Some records

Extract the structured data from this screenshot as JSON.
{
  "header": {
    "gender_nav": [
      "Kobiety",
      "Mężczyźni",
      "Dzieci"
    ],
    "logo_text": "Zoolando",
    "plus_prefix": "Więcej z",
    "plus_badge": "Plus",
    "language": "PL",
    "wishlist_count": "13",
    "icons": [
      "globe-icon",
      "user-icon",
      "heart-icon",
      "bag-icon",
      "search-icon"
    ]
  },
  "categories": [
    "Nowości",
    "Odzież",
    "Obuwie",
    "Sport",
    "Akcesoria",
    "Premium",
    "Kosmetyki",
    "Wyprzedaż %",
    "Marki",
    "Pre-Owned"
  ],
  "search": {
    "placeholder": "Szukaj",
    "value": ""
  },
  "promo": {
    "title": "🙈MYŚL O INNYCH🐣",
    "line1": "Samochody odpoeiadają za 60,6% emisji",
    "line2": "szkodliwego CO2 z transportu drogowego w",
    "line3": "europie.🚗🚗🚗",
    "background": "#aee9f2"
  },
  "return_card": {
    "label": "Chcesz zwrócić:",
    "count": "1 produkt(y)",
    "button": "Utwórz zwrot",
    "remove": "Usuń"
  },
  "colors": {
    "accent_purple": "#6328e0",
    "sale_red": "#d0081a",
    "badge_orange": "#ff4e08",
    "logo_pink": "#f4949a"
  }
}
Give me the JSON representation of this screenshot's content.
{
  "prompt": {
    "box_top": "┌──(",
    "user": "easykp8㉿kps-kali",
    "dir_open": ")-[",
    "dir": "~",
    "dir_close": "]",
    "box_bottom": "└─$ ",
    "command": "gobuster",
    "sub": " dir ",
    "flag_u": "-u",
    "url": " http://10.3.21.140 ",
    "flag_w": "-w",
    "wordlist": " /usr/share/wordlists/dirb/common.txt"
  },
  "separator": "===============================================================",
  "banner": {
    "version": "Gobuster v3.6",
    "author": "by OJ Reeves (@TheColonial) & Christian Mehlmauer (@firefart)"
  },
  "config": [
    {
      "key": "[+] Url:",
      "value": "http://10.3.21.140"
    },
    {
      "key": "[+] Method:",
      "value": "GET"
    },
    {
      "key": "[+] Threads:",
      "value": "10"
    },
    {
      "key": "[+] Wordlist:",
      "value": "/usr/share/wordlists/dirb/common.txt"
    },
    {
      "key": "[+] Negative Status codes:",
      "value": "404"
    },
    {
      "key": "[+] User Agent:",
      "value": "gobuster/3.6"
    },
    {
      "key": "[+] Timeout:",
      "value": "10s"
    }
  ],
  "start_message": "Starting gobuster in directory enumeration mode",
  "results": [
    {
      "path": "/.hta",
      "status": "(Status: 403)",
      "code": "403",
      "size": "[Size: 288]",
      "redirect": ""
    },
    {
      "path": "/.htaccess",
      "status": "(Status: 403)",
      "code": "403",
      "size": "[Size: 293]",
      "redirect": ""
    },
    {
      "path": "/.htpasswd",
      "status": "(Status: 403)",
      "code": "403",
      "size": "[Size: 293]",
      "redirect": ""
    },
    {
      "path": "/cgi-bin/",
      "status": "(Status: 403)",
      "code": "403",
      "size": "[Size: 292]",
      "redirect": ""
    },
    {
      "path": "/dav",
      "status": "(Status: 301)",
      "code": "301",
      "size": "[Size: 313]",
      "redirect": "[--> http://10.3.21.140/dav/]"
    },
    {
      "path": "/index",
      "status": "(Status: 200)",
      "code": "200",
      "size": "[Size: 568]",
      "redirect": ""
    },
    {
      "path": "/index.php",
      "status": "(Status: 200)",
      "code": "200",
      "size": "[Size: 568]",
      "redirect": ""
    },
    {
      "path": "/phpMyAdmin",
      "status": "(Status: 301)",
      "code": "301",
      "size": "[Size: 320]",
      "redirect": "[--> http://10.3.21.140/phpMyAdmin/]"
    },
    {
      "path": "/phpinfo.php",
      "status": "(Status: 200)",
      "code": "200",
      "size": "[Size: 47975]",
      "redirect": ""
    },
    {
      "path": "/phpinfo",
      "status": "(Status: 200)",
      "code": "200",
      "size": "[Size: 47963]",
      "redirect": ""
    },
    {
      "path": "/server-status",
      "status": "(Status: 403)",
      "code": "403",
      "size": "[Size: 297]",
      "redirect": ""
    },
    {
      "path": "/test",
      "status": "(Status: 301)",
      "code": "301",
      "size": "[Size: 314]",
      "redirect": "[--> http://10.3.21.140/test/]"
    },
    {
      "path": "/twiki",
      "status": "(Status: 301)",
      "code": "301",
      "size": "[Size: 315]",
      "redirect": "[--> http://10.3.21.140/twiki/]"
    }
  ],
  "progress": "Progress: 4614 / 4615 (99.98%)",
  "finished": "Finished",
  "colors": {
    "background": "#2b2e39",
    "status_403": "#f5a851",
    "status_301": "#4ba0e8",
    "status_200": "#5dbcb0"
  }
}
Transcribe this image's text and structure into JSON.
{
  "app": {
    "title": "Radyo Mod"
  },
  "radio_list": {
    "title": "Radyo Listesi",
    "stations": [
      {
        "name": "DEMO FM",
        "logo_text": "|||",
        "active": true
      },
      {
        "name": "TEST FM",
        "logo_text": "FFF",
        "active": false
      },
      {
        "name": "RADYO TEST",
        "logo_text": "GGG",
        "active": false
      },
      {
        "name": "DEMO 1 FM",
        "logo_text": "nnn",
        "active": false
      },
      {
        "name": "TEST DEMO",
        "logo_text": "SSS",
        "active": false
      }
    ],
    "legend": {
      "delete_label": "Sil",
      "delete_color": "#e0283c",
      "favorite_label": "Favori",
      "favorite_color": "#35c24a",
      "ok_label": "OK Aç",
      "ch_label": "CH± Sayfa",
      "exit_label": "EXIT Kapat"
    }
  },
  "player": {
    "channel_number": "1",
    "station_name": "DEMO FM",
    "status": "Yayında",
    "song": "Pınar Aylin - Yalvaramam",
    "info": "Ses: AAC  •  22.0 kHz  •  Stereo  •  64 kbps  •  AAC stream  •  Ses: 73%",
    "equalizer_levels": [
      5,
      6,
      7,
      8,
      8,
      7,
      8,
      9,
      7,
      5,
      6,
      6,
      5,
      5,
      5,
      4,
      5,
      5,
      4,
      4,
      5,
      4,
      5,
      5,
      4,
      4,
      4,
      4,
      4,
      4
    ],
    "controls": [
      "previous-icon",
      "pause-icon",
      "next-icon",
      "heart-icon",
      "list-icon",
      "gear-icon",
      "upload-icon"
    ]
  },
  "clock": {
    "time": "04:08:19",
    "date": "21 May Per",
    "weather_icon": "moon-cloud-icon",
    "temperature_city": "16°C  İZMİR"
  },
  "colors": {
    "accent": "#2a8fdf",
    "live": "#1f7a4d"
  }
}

# Exercise
Say the number of lines in the listing that hold "wordlists", with no added words.

# Full answer
2